§ Information shown:
——————

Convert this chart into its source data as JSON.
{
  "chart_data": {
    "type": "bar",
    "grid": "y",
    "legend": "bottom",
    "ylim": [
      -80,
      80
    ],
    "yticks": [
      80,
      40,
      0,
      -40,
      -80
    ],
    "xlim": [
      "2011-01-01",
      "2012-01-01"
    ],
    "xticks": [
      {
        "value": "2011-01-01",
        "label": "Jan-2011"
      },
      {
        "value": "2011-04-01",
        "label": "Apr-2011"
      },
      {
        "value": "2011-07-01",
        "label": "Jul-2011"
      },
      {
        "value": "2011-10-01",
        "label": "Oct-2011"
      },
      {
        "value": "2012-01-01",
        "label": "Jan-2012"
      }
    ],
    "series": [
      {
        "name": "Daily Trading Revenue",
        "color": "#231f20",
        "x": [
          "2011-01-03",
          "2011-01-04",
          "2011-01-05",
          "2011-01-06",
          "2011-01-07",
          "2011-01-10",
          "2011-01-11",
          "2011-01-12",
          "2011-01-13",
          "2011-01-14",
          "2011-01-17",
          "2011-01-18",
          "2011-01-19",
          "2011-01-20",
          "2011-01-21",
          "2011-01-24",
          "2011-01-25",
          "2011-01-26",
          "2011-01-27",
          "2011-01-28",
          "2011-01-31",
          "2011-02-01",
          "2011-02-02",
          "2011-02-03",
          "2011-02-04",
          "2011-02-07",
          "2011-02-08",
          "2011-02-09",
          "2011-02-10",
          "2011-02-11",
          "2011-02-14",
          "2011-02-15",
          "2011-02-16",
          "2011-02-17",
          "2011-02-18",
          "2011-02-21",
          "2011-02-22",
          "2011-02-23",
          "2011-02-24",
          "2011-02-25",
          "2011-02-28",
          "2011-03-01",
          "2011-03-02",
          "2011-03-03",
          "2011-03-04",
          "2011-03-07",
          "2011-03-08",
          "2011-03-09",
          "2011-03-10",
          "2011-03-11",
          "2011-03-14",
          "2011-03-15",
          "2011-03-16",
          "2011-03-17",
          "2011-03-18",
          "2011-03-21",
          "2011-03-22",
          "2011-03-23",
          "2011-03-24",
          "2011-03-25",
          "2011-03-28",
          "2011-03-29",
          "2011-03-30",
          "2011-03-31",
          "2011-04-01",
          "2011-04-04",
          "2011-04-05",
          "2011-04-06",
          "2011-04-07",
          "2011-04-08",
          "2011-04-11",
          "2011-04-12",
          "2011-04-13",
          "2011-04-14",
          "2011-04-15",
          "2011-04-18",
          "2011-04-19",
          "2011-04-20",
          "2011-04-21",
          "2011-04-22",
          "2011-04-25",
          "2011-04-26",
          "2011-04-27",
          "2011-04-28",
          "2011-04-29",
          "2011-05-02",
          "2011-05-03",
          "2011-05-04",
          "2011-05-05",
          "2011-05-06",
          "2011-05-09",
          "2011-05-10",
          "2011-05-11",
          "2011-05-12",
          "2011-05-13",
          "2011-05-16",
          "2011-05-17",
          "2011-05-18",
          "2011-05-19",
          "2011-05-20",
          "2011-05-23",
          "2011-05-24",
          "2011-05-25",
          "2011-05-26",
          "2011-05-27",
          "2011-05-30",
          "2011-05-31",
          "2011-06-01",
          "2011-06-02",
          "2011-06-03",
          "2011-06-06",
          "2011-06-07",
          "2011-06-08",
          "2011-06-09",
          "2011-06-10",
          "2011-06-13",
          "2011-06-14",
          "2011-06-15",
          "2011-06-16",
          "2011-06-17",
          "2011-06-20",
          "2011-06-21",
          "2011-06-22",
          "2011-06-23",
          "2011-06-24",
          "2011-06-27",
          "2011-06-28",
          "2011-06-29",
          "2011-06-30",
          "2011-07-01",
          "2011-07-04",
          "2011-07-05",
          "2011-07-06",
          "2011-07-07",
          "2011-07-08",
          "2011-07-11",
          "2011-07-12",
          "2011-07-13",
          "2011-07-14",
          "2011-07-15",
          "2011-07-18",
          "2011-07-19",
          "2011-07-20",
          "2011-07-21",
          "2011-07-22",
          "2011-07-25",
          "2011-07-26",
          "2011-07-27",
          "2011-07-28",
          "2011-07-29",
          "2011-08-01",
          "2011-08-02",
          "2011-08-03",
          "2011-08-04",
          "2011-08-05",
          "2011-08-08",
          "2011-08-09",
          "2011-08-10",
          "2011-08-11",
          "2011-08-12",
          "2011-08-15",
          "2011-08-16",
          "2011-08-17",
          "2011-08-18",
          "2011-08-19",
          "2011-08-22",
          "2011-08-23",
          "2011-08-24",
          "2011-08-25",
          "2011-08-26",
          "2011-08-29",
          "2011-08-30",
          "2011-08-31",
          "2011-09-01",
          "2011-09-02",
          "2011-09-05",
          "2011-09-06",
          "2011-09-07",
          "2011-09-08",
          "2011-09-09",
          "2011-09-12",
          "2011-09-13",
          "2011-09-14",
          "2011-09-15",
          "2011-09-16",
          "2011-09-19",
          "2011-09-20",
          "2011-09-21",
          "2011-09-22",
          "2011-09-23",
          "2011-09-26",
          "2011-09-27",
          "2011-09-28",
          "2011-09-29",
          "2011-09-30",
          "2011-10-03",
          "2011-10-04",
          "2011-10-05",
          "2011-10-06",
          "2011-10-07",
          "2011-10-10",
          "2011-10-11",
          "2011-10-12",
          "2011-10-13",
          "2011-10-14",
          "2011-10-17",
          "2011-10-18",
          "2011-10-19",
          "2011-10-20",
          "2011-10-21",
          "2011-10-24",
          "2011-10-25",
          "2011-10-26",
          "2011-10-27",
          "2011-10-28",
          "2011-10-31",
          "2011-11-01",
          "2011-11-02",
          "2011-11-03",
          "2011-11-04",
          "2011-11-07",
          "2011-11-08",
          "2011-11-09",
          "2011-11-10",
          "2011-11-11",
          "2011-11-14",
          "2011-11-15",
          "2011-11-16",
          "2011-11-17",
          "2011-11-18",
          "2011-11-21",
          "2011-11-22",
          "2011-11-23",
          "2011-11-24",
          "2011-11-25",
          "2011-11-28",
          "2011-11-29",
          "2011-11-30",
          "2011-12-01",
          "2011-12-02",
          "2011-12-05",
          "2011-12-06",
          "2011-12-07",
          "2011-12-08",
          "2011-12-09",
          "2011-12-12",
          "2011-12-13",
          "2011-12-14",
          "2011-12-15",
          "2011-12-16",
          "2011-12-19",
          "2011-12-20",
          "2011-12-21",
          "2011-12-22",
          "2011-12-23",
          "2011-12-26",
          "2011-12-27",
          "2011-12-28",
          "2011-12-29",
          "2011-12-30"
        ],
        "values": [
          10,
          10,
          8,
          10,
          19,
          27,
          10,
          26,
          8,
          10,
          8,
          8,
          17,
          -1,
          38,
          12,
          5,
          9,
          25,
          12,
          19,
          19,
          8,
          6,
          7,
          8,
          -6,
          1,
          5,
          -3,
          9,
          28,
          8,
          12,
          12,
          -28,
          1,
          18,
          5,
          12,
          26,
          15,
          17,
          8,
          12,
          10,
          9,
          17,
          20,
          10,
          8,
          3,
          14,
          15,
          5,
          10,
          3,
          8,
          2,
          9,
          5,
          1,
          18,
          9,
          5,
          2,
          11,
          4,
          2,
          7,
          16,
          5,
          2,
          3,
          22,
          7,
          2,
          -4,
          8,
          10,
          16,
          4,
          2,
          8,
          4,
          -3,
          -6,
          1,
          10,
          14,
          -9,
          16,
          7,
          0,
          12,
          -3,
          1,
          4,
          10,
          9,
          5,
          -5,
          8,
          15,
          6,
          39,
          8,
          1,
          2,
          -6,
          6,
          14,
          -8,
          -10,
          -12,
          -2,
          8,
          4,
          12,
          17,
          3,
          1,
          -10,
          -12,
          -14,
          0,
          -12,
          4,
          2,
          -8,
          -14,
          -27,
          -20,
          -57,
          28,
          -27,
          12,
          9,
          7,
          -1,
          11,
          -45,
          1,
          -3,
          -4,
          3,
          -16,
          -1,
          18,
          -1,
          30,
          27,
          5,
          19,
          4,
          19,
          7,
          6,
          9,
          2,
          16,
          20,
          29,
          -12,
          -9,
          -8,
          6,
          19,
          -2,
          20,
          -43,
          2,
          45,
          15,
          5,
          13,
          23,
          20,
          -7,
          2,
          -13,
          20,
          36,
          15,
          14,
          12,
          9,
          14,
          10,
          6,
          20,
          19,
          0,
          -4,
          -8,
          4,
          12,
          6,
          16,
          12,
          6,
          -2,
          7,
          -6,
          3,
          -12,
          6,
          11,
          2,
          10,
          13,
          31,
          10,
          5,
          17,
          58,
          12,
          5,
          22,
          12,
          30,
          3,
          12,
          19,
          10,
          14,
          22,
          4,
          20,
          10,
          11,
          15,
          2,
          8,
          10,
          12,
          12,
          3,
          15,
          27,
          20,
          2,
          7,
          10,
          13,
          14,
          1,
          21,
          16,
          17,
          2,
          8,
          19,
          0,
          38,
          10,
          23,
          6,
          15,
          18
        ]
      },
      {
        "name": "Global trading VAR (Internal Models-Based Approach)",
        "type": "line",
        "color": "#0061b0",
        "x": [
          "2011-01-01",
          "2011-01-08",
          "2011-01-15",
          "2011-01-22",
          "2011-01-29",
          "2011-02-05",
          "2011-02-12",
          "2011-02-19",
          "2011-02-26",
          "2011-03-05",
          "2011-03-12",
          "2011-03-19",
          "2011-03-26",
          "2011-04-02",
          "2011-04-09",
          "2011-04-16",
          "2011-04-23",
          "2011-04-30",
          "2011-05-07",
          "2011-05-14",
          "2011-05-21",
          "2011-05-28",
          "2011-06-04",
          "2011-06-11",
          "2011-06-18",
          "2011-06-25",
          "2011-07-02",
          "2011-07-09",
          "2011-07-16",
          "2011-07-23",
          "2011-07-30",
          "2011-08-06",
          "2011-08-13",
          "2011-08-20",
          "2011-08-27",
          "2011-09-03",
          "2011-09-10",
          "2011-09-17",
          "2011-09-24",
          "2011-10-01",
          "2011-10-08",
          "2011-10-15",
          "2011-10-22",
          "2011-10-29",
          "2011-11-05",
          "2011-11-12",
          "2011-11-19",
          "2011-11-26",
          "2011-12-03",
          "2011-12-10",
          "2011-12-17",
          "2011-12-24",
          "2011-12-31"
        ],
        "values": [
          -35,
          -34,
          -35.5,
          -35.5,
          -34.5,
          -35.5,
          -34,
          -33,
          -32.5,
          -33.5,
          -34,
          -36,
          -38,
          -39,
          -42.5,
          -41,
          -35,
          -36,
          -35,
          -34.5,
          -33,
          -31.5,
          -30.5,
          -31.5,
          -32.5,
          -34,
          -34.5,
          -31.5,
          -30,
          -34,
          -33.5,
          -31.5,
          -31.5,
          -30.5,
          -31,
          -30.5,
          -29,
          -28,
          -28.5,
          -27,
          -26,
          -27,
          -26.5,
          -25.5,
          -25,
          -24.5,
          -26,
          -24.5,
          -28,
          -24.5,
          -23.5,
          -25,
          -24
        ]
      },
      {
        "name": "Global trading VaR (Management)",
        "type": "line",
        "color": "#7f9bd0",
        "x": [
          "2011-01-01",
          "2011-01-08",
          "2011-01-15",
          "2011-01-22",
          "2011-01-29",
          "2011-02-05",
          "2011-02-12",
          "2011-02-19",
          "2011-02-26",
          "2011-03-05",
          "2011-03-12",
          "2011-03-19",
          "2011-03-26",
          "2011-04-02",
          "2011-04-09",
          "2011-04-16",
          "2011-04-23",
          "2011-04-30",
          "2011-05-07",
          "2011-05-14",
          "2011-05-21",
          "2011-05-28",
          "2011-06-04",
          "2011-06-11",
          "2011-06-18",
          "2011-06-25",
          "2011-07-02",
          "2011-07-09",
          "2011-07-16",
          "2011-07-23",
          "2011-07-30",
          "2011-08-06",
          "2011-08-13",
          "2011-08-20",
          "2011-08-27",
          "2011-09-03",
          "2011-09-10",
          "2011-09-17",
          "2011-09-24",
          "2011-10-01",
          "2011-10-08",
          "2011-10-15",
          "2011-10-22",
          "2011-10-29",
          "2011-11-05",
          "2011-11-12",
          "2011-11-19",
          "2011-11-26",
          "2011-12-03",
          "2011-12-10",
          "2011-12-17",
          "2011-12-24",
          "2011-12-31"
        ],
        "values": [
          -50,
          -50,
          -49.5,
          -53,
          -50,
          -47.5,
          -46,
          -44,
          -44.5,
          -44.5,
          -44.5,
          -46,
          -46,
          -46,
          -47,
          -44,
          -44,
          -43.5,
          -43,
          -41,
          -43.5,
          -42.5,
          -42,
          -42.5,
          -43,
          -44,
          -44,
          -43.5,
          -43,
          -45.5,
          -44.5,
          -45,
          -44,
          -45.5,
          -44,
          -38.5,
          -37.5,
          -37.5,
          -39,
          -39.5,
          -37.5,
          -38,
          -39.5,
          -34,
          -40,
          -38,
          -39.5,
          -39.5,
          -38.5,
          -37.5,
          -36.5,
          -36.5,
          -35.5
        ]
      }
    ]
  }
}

——————

§ Problem details: Locate the word "color" in the data above. Copy every line carrying it.

§ Result of this task:
        "color": "#231f20",
        "color": "#0061b0",
        "color": "#7f9bd0",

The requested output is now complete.